── Data supplied

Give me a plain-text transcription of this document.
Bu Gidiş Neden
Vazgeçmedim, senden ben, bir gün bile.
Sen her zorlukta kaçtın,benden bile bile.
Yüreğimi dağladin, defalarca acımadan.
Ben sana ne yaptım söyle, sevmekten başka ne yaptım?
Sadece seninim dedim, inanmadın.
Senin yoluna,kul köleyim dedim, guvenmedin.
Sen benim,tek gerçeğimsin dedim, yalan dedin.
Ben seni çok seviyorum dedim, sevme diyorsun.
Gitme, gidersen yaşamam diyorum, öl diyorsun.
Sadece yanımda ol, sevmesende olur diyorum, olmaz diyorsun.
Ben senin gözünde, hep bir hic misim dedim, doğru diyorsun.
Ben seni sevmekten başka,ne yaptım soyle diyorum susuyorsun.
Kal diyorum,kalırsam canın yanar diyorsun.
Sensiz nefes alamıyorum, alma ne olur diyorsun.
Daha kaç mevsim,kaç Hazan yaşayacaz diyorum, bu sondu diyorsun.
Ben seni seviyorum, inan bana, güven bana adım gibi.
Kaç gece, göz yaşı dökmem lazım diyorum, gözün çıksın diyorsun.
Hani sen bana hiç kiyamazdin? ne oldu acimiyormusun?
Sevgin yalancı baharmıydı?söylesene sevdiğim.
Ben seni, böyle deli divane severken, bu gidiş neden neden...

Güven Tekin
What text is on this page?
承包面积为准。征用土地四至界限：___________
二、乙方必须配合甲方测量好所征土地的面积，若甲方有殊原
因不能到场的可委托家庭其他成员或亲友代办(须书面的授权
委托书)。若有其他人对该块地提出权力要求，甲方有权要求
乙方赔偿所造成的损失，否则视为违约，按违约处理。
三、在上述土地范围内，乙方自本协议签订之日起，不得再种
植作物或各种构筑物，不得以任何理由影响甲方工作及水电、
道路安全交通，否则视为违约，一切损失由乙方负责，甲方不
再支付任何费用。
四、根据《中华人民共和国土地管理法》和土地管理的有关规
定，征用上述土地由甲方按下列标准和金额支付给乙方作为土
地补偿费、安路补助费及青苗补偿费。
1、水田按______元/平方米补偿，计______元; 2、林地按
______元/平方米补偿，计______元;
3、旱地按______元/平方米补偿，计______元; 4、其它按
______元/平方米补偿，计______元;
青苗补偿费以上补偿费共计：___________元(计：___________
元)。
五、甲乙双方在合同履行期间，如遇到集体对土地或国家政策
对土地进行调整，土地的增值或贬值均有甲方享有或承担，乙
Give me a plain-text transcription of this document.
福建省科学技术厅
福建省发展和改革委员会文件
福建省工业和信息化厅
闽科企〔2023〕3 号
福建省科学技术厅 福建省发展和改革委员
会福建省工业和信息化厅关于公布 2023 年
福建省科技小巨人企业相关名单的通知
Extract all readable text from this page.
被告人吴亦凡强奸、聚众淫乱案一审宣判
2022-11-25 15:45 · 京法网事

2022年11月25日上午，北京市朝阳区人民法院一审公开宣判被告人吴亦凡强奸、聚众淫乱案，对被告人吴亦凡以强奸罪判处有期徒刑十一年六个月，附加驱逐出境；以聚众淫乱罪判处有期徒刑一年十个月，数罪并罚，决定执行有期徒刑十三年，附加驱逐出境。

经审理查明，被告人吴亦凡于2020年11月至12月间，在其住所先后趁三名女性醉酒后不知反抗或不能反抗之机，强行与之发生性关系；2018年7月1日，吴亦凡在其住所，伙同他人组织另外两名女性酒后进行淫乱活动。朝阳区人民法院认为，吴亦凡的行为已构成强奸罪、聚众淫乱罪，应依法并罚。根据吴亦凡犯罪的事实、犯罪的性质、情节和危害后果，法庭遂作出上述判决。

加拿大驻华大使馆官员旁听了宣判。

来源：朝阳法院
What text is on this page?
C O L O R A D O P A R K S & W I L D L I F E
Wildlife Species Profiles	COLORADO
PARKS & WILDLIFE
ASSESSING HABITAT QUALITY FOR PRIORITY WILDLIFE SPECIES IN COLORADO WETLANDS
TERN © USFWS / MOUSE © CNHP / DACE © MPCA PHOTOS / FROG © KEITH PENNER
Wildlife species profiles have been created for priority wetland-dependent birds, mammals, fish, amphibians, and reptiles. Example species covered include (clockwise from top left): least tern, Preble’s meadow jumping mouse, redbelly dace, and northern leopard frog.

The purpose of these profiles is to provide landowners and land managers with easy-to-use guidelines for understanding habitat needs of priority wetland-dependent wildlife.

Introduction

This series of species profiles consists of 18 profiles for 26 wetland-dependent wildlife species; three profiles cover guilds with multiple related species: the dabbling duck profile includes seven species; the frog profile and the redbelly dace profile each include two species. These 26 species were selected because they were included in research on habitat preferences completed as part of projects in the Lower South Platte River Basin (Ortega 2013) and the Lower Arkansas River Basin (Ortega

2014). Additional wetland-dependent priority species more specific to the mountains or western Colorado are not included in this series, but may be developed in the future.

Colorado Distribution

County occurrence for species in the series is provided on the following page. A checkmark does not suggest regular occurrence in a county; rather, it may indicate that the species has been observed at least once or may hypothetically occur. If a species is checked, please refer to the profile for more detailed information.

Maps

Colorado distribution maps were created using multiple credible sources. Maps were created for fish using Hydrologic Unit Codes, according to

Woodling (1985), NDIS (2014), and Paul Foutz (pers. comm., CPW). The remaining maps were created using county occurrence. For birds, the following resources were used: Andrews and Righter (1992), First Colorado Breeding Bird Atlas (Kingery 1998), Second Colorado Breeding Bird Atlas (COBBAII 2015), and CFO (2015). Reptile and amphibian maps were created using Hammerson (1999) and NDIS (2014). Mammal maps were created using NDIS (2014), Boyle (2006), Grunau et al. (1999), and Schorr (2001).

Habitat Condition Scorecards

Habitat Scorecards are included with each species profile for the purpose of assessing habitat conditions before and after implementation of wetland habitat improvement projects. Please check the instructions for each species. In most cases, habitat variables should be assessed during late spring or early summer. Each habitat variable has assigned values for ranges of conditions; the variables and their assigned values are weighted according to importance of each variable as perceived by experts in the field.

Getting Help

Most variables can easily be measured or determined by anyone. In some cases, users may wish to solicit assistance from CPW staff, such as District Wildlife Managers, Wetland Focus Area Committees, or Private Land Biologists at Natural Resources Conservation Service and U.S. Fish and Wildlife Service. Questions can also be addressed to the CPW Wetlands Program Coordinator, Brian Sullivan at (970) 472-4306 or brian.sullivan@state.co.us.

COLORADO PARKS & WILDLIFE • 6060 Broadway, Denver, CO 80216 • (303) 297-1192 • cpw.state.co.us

────

__Task objective__
Repeat the material in full, exactly as it stands.

__Response__
Give me a plain-text transcription of this document.
Bu Gidiş Neden
Vazgeçmedim, senden ben, bir gün bile.
Sen her zorlukta kaçtın,benden bile bile.
Yüreğimi dağladin, defalarca acımadan.
Ben sana ne yaptım söyle, sevmekten başka ne yaptım?
Sadece seninim dedim, inanmadın.
Senin yoluna,kul köleyim dedim, guvenmedin.
Sen benim,tek gerçeğimsin dedim, yalan dedin.
Ben seni çok seviyorum dedim, sevme diyorsun.
Gitme, gidersen yaşamam diyorum, öl diyorsun.
Sadece yanımda ol, sevmesende olur diyorum, olmaz diyorsun.
Ben senin gözünde, hep bir hic misim dedim, doğru diyorsun.
Ben seni sevmekten başka,ne yaptım soyle diyorum susuyorsun.
Kal diyorum,kalırsam canın yanar diyorsun.
Sensiz nefes alamıyorum, alma ne olur diyorsun.
Daha kaç mevsim,kaç Hazan yaşayacaz diyorum, bu sondu diyorsun.
Ben seni seviyorum, inan bana, güven bana adım gibi.
Kaç gece, göz yaşı dökmem lazım diyorum, gözün çıksın diyorsun.
Hani sen bana hiç kiyamazdin? ne oldu acimiyormusun?
Sevgin yalancı baharmıydı?söylesene sevdiğim.
Ben seni, böyle deli divane severken, bu gidiş neden neden...

Güven Tekin
What text is on this page?
承包面积为准。征用土地四至界限：___________
二、乙方必须配合甲方测量好所征土地的面积，若甲方有殊原
因不能到场的可委托家庭其他成员或亲友代办(须书面的授权
委托书)。若有其他人对该块地提出权力要求，甲方有权要求
乙方赔偿所造成的损失，否则视为违约，按违约处理。
三、在上述土地范围内，乙方自本协议签订之日起，不得再种
植作物或各种构筑物，不得以任何理由影响甲方工作及水电、
道路安全交通，否则视为违约，一切损失由乙方负责，甲方不
再支付任何费用。
四、根据《中华人民共和国土地管理法》和土地管理的有关规
定，征用上述土地由甲方按下列标准和金额支付给乙方作为土
地补偿费、安路补助费及青苗补偿费。
1、水田按______元/平方米补偿，计______元; 2、林地按
______元/平方米补偿，计______元;
3、旱地按______元/平方米补偿，计______元; 4、其它按
______元/平方米补偿，计______元;
青苗补偿费以上补偿费共计：___________元(计：___________
元)。
五、甲乙双方在合同履行期间，如遇到集体对土地或国家政策
对土地进行调整，土地的增值或贬值均有甲方享有或承担，乙
Give me a plain-text transcription of this document.
福建省科学技术厅
福建省发展和改革委员会文件
福建省工业和信息化厅
闽科企〔2023〕3 号
福建省科学技术厅 福建省发展和改革委员
会福建省工业和信息化厅关于公布 2023 年
福建省科技小巨人企业相关名单的通知
Extract all readable text from this page.
被告人吴亦凡强奸、聚众淫乱案一审宣判
2022-11-25 15:45 · 京法网事

2022年11月25日上午，北京市朝阳区人民法院一审公开宣判被告人吴亦凡强奸、聚众淫乱案，对被告人吴亦凡以强奸罪判处有期徒刑十一年六个月，附加驱逐出境；以聚众淫乱罪判处有期徒刑一年十个月，数罪并罚，决定执行有期徒刑十三年，附加驱逐出境。

经审理查明，被告人吴亦凡于2020年11月至12月间，在其住所先后趁三名女性醉酒后不知反抗或不能反抗之机，强行与之发生性关系；2018年7月1日，吴亦凡在其住所，伙同他人组织另外两名女性酒后进行淫乱活动。朝阳区人民法院认为，吴亦凡的行为已构成强奸罪、聚众淫乱罪，应依法并罚。根据吴亦凡犯罪的事实、犯罪的性质、情节和危害后果，法庭遂作出上述判决。

加拿大驻华大使馆官员旁听了宣判。

来源：朝阳法院
What text is on this page?
C O L O R A D O P A R K S & W I L D L I F E
Wildlife Species Profiles	COLORADO
PARKS & WILDLIFE
ASSESSING HABITAT QUALITY FOR PRIORITY WILDLIFE SPECIES IN COLORADO WETLANDS
TERN © USFWS / MOUSE © CNHP / DACE © MPCA PHOTOS / FROG © KEITH PENNER
Wildlife species profiles have been created for priority wetland-dependent birds, mammals, fish, amphibians, and reptiles. Example species covered include (clockwise from top left): least tern, Preble’s meadow jumping mouse, redbelly dace, and northern leopard frog.

The purpose of these profiles is to provide landowners and land managers with easy-to-use guidelines for understanding habitat needs of priority wetland-dependent wildlife.

Introduction

This series of species profiles consists of 18 profiles for 26 wetland-dependent wildlife species; three profiles cover guilds with multiple related species: the dabbling duck profile includes seven species; the frog profile and the redbelly dace profile each include two species. These 26 species were selected because they were included in research on habitat preferences completed as part of projects in the Lower South Platte River Basin (Ortega 2013) and the Lower Arkansas River Basin (Ortega

2014). Additional wetland-dependent priority species more specific to the mountains or western Colorado are not included in this series, but may be developed in the future.

Colorado Distribution

County occurrence for species in the series is provided on the following page. A checkmark does not suggest regular occurrence in a county; rather, it may indicate that the species has been observed at least once or may hypothetically occur. If a species is checked, please refer to the profile for more detailed information.

Maps

Colorado distribution maps were created using multiple credible sources. Maps were created for fish using Hydrologic Unit Codes, according to

Woodling (1985), NDIS (2014), and Paul Foutz (pers. comm., CPW). The remaining maps were created using county occurrence. For birds, the following resources were used: Andrews and Righter (1992), First Colorado Breeding Bird Atlas (Kingery 1998), Second Colorado Breeding Bird Atlas (COBBAII 2015), and CFO (2015). Reptile and amphibian maps were created using Hammerson (1999) and NDIS (2014). Mammal maps were created using NDIS (2014), Boyle (2006), Grunau et al. (1999), and Schorr (2001).

Habitat Condition Scorecards

Habitat Scorecards are included with each species profile for the purpose of assessing habitat conditions before and after implementation of wetland habitat improvement projects. Please check the instructions for each species. In most cases, habitat variables should be assessed during late spring or early summer. Each habitat variable has assigned values for ranges of conditions; the variables and their assigned values are weighted according to importance of each variable as perceived by experts in the field.

Getting Help

Most variables can easily be measured or determined by anyone. In some cases, users may wish to solicit assistance from CPW staff, such as District Wildlife Managers, Wetland Focus Area Committees, or Private Land Biologists at Natural Resources Conservation Service and U.S. Fish and Wildlife Service. Questions can also be addressed to the CPW Wetlands Program Coordinator, Brian Sullivan at (970) 472-4306 or brian.sullivan@state.co.us.

COLORADO PARKS & WILDLIFE • 6060 Broadway, Denver, CO 80216 • (303) 297-1192 • cpw.state.co.us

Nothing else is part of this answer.